Records excerpted from a collection

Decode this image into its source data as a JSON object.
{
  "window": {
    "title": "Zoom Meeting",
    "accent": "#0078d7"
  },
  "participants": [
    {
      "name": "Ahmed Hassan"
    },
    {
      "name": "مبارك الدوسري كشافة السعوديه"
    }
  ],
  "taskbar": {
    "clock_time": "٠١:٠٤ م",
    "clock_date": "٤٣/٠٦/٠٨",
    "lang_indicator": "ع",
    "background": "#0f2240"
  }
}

--

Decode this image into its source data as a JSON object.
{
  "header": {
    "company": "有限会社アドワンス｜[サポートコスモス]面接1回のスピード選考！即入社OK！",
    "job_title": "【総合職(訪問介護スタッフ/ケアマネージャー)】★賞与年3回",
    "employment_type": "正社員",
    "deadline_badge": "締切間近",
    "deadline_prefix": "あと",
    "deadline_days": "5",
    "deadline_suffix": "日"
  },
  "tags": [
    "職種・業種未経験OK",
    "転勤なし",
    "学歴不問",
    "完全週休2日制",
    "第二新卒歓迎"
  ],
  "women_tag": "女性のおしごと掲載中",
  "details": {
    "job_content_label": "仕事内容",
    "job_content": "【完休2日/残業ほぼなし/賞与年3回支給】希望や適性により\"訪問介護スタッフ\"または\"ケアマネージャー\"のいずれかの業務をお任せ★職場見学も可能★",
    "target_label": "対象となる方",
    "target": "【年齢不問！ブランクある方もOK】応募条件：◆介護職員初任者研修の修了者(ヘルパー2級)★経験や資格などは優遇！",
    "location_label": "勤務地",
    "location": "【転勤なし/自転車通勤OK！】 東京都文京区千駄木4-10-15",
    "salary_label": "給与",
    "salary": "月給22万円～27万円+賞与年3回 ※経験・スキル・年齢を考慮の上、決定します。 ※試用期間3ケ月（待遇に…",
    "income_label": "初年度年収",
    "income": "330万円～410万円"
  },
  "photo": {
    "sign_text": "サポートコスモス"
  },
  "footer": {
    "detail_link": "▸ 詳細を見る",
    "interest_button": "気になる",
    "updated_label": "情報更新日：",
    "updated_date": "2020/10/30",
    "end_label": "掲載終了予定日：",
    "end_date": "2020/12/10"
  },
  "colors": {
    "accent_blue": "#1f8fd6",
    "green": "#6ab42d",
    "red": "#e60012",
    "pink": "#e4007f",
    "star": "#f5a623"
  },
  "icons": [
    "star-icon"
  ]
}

---

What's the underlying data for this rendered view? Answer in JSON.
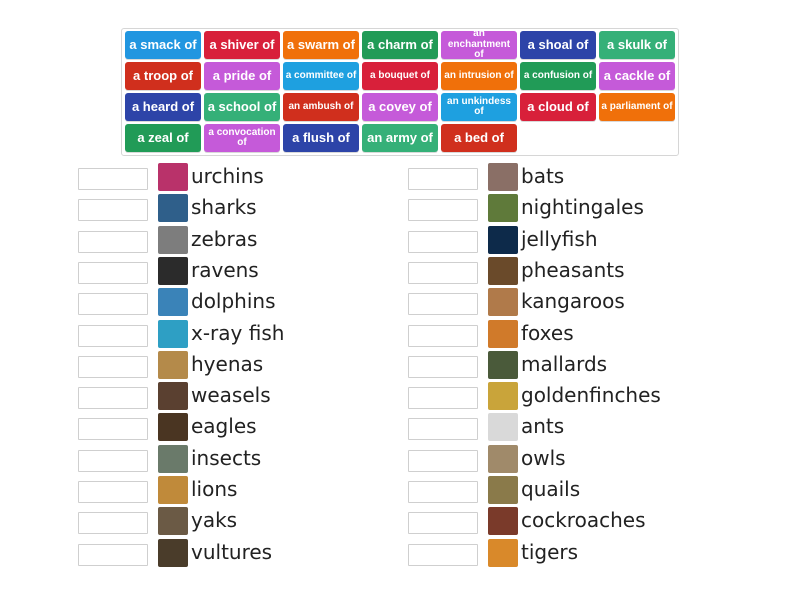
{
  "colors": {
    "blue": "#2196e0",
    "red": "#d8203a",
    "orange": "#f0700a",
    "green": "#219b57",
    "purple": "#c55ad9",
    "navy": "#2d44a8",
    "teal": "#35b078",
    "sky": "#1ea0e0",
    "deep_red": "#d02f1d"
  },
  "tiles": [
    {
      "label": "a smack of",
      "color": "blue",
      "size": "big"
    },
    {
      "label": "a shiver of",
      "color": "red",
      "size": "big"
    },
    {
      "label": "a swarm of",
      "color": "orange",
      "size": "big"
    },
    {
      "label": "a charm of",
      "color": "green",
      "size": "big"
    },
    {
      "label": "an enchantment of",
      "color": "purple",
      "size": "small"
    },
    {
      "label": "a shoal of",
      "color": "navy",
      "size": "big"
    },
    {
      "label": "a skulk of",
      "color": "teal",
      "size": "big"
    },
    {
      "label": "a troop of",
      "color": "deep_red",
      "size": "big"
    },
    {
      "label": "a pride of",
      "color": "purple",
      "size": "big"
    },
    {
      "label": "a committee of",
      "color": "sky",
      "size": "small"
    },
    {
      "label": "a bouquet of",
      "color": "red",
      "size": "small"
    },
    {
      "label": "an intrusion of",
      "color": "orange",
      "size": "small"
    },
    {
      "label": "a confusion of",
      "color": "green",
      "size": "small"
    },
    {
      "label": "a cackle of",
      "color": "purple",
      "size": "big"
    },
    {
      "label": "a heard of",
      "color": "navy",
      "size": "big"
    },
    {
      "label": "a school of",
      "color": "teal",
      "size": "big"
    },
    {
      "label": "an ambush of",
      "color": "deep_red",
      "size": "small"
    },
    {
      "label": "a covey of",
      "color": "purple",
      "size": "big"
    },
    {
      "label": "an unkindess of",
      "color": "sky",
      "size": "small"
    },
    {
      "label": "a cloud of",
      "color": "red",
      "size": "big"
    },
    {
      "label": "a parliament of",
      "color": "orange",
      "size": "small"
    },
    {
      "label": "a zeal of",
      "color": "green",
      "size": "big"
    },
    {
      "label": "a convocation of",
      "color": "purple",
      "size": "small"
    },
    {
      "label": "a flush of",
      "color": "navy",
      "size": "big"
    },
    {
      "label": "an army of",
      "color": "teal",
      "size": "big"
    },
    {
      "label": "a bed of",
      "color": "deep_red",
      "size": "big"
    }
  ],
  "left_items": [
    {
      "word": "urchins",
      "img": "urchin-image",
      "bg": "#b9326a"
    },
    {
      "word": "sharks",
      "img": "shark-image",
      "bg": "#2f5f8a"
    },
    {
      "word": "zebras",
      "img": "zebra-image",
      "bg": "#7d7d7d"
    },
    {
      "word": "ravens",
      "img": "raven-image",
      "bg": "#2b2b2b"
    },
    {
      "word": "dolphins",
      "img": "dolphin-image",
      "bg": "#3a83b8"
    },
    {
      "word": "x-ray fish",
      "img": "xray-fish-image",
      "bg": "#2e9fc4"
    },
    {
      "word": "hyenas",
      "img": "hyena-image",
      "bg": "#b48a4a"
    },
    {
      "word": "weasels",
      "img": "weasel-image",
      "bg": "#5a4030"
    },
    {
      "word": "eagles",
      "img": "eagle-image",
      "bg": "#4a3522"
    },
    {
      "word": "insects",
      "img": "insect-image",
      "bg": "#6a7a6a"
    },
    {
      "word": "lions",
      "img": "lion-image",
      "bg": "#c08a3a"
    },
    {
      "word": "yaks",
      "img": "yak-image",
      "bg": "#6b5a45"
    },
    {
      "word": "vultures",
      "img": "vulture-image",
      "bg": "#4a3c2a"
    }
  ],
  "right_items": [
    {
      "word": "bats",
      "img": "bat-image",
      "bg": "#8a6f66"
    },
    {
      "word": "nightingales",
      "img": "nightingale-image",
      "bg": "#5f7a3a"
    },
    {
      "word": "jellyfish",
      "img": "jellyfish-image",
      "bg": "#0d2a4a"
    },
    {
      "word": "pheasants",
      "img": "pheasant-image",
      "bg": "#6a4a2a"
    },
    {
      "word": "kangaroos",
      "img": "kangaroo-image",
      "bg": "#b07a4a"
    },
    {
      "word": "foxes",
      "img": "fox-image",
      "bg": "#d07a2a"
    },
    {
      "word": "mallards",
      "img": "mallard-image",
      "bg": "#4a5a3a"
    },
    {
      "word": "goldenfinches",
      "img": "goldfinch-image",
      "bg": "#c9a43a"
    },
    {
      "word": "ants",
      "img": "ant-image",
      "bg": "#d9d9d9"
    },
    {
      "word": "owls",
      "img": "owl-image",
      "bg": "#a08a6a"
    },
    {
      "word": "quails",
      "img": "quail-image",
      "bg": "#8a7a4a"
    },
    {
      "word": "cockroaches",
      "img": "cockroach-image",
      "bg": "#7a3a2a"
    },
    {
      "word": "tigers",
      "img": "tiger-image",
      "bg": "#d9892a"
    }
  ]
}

(Problem description) Each line that contains the word "転勤なし" counts toward the total; give only that total.

(Exercise result) 2